(TASK GOAL): Copy each line where the word "true" occurs.

(Extracted records)

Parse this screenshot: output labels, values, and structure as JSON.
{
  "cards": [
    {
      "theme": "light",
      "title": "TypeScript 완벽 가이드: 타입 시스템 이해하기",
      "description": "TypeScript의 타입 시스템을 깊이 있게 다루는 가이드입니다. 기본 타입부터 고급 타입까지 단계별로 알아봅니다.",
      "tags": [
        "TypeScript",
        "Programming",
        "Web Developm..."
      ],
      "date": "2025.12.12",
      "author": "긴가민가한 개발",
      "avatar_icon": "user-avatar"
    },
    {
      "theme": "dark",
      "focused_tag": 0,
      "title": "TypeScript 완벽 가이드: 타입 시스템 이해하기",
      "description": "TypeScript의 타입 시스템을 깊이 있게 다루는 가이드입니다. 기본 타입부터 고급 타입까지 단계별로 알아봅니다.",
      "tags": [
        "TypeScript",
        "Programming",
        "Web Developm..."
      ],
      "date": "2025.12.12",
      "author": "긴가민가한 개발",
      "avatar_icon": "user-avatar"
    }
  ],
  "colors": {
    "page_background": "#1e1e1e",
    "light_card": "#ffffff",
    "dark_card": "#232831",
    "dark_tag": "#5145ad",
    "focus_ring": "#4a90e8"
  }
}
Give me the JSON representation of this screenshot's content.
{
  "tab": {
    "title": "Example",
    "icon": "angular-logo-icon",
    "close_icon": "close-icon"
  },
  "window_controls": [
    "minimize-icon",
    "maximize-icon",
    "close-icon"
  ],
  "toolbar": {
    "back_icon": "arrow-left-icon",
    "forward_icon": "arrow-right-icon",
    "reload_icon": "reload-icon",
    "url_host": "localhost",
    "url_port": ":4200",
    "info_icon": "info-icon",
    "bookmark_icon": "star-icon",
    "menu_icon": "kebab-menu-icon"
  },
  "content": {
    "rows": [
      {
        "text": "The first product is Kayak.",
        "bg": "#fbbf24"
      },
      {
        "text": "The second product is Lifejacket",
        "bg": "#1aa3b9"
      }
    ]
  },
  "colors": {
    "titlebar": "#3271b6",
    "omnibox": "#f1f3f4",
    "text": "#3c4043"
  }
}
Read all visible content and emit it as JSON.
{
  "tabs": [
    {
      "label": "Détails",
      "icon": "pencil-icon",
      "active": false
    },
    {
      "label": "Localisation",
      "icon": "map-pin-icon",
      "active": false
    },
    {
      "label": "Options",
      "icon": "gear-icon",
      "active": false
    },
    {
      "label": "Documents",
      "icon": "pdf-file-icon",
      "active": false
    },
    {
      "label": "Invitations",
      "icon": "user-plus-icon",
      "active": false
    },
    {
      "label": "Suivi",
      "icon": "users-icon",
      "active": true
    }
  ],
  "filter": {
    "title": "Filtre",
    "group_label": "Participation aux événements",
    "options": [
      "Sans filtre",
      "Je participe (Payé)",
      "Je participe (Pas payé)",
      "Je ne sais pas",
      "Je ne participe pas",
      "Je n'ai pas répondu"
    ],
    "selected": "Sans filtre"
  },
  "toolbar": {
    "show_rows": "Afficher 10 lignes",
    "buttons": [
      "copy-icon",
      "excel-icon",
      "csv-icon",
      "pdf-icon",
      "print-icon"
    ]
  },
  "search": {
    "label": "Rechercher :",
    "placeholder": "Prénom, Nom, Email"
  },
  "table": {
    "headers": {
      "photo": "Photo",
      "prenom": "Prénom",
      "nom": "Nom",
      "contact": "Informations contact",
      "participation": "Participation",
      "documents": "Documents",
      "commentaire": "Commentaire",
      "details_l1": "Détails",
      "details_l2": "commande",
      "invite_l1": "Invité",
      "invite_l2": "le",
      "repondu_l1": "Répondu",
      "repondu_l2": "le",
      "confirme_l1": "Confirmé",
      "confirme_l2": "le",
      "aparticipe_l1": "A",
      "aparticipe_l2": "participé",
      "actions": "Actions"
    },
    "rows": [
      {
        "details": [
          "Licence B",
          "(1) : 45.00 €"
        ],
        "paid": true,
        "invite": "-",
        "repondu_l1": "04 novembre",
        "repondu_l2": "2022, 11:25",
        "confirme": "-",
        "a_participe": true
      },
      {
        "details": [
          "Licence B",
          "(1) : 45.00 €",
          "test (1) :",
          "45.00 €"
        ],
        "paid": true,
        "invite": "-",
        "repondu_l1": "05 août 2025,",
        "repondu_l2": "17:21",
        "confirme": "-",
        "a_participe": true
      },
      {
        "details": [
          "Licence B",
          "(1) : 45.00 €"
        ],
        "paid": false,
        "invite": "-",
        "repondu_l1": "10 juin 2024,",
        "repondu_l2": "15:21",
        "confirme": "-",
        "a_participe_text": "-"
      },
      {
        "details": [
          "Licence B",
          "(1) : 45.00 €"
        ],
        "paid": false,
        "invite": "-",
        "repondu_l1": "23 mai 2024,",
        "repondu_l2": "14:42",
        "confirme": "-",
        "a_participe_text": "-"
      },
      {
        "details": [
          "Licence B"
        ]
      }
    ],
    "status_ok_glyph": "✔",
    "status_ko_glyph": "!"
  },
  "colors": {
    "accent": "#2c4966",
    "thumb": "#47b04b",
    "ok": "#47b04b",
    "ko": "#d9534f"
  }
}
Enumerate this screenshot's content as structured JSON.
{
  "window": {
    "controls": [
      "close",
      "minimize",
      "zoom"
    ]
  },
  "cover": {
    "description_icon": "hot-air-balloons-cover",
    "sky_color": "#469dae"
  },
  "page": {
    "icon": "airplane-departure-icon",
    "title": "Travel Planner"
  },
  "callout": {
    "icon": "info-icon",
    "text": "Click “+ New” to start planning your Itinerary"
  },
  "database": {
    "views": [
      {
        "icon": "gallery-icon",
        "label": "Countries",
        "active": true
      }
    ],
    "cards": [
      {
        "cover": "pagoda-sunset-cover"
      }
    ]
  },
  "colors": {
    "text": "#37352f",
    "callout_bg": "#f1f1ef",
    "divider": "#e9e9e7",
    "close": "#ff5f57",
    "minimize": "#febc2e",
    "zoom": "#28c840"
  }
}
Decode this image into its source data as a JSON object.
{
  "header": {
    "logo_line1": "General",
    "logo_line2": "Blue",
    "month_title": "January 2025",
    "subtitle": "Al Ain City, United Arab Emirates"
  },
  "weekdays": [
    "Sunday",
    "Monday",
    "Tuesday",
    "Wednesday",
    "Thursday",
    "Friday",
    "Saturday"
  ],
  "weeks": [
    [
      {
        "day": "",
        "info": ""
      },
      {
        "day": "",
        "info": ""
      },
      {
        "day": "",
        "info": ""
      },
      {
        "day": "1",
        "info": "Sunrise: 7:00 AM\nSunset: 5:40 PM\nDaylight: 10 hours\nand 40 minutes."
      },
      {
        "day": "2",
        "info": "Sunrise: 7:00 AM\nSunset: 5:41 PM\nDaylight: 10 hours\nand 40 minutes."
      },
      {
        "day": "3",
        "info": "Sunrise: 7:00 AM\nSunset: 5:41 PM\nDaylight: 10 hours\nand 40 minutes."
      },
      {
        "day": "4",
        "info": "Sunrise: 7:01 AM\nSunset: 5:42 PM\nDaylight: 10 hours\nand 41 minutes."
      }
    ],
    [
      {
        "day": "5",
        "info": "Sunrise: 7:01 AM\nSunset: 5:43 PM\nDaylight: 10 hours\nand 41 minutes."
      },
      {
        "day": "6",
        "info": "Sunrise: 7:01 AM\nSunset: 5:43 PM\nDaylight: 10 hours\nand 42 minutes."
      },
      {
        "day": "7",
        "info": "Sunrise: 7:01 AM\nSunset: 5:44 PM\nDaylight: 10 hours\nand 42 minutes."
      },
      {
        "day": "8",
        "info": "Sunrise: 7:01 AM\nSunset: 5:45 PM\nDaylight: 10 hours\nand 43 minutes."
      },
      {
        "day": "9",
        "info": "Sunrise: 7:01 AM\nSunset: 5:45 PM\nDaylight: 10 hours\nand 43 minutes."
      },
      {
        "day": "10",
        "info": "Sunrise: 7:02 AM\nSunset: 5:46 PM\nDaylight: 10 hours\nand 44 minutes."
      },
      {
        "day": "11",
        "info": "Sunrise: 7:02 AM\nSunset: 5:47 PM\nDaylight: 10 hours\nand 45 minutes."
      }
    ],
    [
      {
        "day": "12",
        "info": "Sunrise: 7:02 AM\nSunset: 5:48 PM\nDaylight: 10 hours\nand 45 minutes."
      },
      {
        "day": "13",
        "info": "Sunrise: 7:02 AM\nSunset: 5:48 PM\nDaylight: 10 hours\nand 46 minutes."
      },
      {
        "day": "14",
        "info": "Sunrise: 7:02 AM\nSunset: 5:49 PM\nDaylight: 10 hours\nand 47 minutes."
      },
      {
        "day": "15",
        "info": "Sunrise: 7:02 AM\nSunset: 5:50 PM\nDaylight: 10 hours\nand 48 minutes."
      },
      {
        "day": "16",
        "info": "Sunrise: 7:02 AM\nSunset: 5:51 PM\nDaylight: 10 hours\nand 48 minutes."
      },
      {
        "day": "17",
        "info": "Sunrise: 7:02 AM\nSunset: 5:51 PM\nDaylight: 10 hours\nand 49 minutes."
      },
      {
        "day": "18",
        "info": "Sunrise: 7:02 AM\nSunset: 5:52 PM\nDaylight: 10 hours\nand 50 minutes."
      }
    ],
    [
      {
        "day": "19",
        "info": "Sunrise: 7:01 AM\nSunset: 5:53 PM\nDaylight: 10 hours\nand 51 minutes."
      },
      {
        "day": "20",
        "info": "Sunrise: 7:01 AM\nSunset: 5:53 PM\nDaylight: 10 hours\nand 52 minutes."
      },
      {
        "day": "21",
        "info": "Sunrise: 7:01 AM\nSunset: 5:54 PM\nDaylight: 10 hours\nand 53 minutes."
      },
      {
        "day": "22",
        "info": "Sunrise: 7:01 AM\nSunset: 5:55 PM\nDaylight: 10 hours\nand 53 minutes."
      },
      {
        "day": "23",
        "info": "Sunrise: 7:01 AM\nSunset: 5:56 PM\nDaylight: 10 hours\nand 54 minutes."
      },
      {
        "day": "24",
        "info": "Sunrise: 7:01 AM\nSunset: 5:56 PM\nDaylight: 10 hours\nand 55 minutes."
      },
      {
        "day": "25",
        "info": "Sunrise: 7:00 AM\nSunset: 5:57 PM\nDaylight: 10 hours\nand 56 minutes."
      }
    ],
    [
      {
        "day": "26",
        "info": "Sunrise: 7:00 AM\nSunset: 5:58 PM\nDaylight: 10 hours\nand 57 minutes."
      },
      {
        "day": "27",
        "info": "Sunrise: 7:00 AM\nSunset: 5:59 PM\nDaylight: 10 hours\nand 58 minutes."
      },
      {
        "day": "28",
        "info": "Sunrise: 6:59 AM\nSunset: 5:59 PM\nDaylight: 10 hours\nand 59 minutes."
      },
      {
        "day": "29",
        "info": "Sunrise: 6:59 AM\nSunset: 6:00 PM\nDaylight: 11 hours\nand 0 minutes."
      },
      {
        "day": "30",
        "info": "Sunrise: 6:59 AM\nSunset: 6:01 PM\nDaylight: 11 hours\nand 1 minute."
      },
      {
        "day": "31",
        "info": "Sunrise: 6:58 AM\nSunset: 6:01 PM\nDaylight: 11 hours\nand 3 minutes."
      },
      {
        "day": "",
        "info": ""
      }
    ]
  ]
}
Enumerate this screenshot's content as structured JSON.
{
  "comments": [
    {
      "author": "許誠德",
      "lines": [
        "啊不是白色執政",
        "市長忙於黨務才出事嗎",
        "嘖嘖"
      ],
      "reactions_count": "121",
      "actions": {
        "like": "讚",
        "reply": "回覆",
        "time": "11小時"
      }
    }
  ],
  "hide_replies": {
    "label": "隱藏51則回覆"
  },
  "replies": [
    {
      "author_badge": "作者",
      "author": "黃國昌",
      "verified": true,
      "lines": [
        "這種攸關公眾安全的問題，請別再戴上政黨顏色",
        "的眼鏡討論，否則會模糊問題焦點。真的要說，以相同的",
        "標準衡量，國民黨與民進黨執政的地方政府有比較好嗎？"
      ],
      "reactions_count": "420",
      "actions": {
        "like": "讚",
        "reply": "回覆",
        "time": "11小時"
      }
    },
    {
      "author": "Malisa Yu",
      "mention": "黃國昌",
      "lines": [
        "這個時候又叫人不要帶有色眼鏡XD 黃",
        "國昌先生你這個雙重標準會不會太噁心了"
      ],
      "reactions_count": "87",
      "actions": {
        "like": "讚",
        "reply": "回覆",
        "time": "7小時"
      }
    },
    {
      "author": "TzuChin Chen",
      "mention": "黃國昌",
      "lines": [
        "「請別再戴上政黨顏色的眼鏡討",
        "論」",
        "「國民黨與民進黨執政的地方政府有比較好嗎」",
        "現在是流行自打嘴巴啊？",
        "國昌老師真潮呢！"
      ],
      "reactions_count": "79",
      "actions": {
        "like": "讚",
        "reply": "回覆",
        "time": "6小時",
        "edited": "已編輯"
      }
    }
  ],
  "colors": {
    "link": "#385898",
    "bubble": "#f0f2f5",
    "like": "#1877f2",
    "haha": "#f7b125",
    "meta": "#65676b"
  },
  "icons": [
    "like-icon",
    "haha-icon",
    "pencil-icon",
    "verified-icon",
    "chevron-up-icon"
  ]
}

(COMPLETE OUTPUT):
      "active": true
        "paid": true,
        "a_participe": true
        "paid": true,
        "a_participe": true
        "active": true
      "verified": true,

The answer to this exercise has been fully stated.